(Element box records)
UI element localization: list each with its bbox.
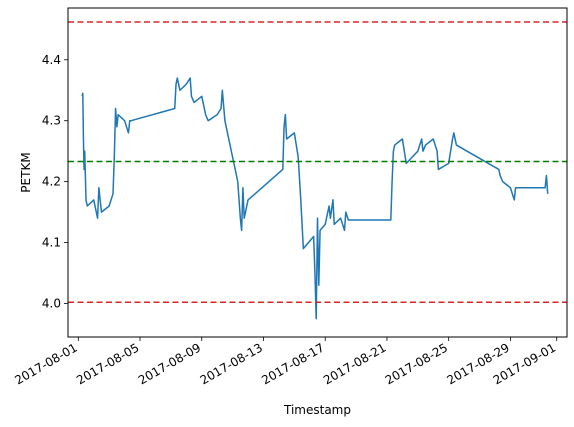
- y-tick-label: 4.4: [42, 53, 61, 67]
- plot-frame: [67, 7, 568, 338]
- y-tick-label: 4.3: [42, 114, 61, 128]
- x-axis-label: Timestamp: [283, 403, 351, 417]
- y-axis-label: PETKM: [19, 152, 33, 192]
- y-tick-label: 4.0: [42, 296, 61, 310]
- y-tick-label: 4.2: [42, 175, 61, 189]
- plot-area: [68, 21, 567, 320]
- y-axis: 4.0 4.1 4.2 4.3 4.4: [42, 53, 68, 310]
- series-line-0: [81, 77, 549, 320]
- y-tick-label: 4.1: [42, 236, 61, 250]
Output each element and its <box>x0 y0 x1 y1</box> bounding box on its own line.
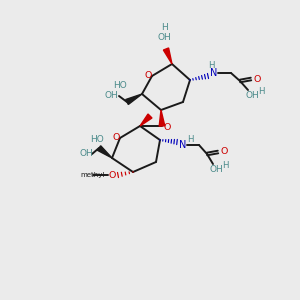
Text: N: N <box>210 68 218 78</box>
Text: HO: HO <box>90 134 104 143</box>
Text: methyl: methyl <box>81 172 105 178</box>
Text: O: O <box>253 74 261 83</box>
Text: HO: HO <box>113 82 127 91</box>
Text: H: H <box>208 61 214 70</box>
Text: OH: OH <box>79 149 93 158</box>
Text: H: H <box>187 134 193 143</box>
Text: H: H <box>258 86 264 95</box>
Text: N: N <box>179 140 187 150</box>
Polygon shape <box>126 94 142 104</box>
Text: OH: OH <box>104 92 118 100</box>
Text: O: O <box>108 170 116 179</box>
Polygon shape <box>97 146 112 158</box>
Text: OH: OH <box>245 91 259 100</box>
Text: O: O <box>220 148 228 157</box>
Polygon shape <box>159 110 165 126</box>
Text: OH: OH <box>157 32 171 41</box>
Text: H: H <box>160 23 167 32</box>
Text: O: O <box>144 70 152 80</box>
Text: O: O <box>112 133 120 142</box>
Polygon shape <box>140 114 152 126</box>
Text: O: O <box>163 122 171 131</box>
Text: H: H <box>222 161 228 170</box>
Text: OH: OH <box>209 166 223 175</box>
Polygon shape <box>164 48 172 64</box>
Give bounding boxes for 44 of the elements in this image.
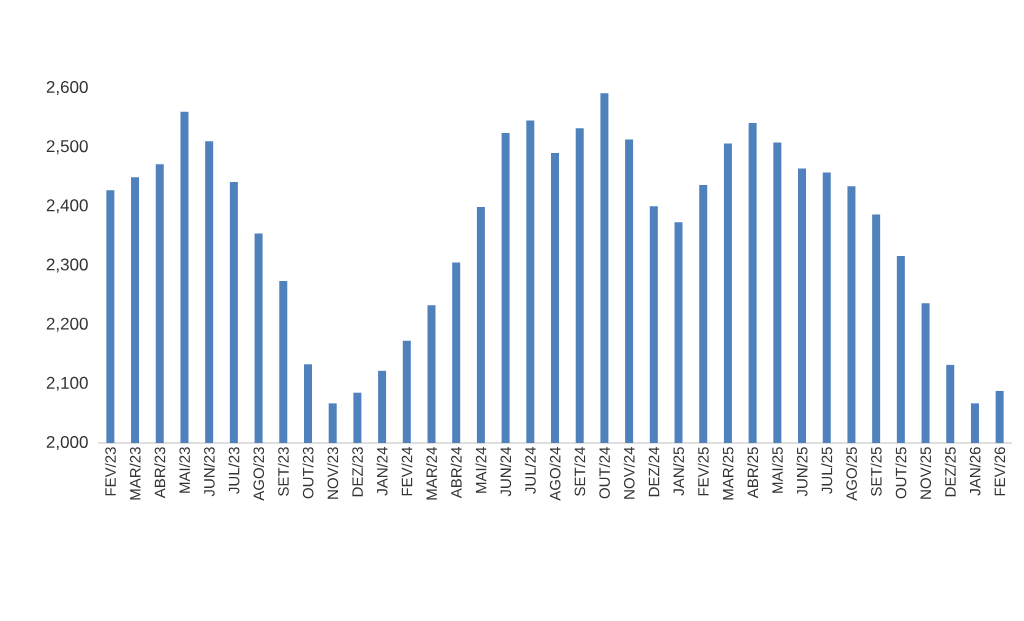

Instructions for the task - Reproduce verbatim the lines of the data above, from the line containing "- y-tick-label: 4.4: [42, 53, 61, 67]" through the line containing "- y-tick-label: 4.2: [42, 175, 61, 189]", including both of those lines.

Finished exercise -
- y-tick-label: 4.4: [42, 53, 61, 67]
- plot-frame: [67, 7, 568, 338]
- y-tick-label: 4.3: [42, 114, 61, 128]
- x-axis-label: Timestamp: [283, 403, 351, 417]
- y-axis-label: PETKM: [19, 152, 33, 192]
- y-tick-label: 4.0: [42, 296, 61, 310]
- y-tick-label: 4.2: [42, 175, 61, 189]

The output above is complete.